What needs to be done - Count every line that includes the string "brouillage" in the entries that follow. Nothing besides the number is needed.

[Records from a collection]
========

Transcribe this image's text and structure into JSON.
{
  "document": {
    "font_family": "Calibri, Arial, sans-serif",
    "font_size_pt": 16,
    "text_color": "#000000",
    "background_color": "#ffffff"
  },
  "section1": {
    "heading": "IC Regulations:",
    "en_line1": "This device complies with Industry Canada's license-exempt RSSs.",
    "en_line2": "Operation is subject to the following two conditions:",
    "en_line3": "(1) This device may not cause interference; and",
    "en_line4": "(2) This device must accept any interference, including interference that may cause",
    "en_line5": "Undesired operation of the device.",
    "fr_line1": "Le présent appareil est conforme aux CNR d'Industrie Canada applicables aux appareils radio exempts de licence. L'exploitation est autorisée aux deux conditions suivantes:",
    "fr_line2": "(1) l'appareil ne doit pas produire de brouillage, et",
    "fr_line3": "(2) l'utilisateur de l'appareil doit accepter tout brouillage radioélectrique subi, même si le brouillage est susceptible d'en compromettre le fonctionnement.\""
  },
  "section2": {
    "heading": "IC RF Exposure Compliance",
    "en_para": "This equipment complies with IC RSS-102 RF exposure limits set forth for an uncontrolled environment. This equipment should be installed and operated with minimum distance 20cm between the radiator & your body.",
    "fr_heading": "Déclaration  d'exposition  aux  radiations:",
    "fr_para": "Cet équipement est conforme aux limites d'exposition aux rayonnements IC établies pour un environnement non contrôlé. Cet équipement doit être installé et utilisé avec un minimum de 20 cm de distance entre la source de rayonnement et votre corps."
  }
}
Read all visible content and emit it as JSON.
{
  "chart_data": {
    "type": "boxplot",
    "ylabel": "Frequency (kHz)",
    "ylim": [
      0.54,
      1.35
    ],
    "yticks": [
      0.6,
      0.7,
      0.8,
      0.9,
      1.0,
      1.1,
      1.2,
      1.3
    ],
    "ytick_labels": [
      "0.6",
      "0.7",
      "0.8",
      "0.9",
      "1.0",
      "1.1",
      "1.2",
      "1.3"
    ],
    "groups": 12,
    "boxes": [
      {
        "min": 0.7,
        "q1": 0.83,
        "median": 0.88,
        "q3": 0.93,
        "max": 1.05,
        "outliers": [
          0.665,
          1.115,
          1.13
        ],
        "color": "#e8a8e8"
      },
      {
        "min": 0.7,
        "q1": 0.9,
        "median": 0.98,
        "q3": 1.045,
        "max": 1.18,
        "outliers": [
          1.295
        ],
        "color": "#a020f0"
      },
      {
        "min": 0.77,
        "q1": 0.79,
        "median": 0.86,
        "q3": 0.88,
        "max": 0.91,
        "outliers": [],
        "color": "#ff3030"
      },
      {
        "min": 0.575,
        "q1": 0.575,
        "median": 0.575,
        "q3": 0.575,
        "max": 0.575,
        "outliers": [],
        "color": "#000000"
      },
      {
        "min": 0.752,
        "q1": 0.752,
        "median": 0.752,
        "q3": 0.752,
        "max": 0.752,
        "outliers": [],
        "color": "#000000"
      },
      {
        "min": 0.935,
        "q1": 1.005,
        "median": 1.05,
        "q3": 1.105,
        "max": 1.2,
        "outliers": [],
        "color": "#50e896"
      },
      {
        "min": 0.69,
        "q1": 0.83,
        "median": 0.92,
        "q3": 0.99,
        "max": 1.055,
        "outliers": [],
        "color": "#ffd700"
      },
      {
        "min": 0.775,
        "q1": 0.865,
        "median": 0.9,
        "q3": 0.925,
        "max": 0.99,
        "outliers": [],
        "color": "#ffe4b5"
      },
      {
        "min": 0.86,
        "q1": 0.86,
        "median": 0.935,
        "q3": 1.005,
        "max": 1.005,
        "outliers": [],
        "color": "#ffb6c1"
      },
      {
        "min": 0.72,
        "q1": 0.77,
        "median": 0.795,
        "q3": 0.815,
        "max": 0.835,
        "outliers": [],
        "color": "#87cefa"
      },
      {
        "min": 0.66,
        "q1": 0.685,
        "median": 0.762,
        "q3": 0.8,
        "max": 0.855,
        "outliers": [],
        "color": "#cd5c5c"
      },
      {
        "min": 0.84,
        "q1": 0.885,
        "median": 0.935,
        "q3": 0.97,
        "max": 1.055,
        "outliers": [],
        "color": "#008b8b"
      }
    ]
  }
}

========

Expected answer - 2